--- Start of Records for this exercise ---
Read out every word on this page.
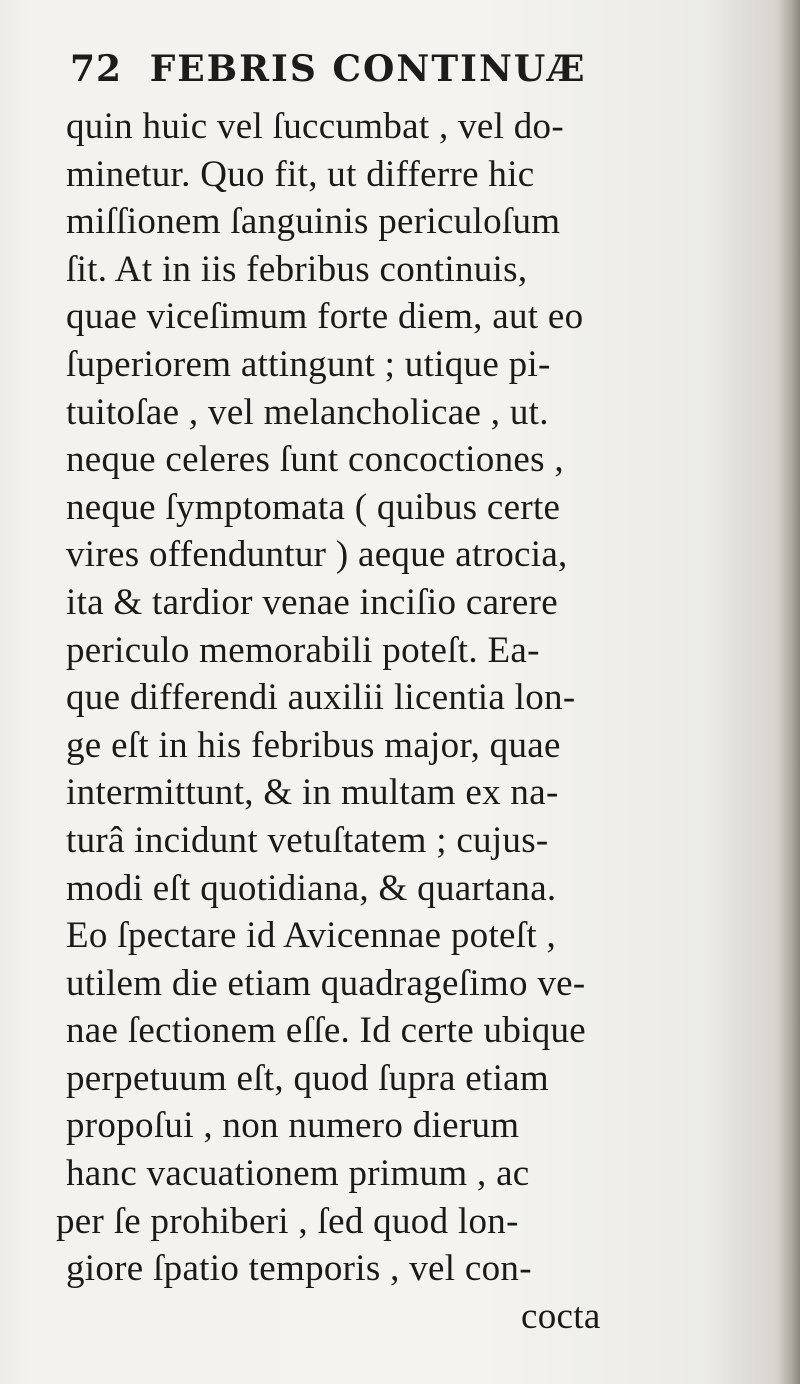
72 FEBRIS CONTINUÆ
quin huic vel ſuccumbat , vel do-
minetur. Quo fit, ut differre hic
miſſionem ſanguinis periculoſum
ſit. At in iis febribus continuis,
quae viceſimum forte diem, aut eo
ſuperiorem attingunt ; utique pi-
tuitoſae , vel melancholicae , ut.
neque celeres ſunt concoctiones ,
neque ſymptomata ( quibus certe
vires offenduntur ) aeque atrocia,
ita & tardior venae inciſio carere
periculo memorabili poteſt. Ea-
que differendi auxilii licentia lon-
ge eſt in his febribus major, quae
intermittunt, & in multam ex na-
turâ incidunt vetuſtatem ; cujus-
modi eſt quotidiana, & quartana.
Eo ſpectare id Avicennae poteſt ,
utilem die etiam quadrageſimo ve-
nae ſectionem eſſe. Id certe ubique
perpetuum eſt, quod ſupra etiam
propoſui , non numero dierum
hanc vacuationem primum , ac
per ſe prohiberi , ſed quod lon-
giore ſpatio temporis , vel con-
cocta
--- End of Records for this exercise ---
* _Task details_
Print each of the records above exactly as written, leaving no picture in the copy.

* _Completed task_
Read out every word on this page.
72 FEBRIS CONTINUÆ
quin huic vel ſuccumbat , vel do-
minetur. Quo fit, ut differre hic
miſſionem ſanguinis periculoſum
ſit. At in iis febribus continuis,
quae viceſimum forte diem, aut eo
ſuperiorem attingunt ; utique pi-
tuitoſae , vel melancholicae , ut.
neque celeres ſunt concoctiones ,
neque ſymptomata ( quibus certe
vires offenduntur ) aeque atrocia,
ita & tardior venae inciſio carere
periculo memorabili poteſt. Ea-
que differendi auxilii licentia lon-
ge eſt in his febribus major, quae
intermittunt, & in multam ex na-
turâ incidunt vetuſtatem ; cujus-
modi eſt quotidiana, & quartana.
Eo ſpectare id Avicennae poteſt ,
utilem die etiam quadrageſimo ve-
nae ſectionem eſſe. Id certe ubique
perpetuum eſt, quod ſupra etiam
propoſui , non numero dierum
hanc vacuationem primum , ac
per ſe prohiberi , ſed quod lon-
giore ſpatio temporis , vel con-
cocta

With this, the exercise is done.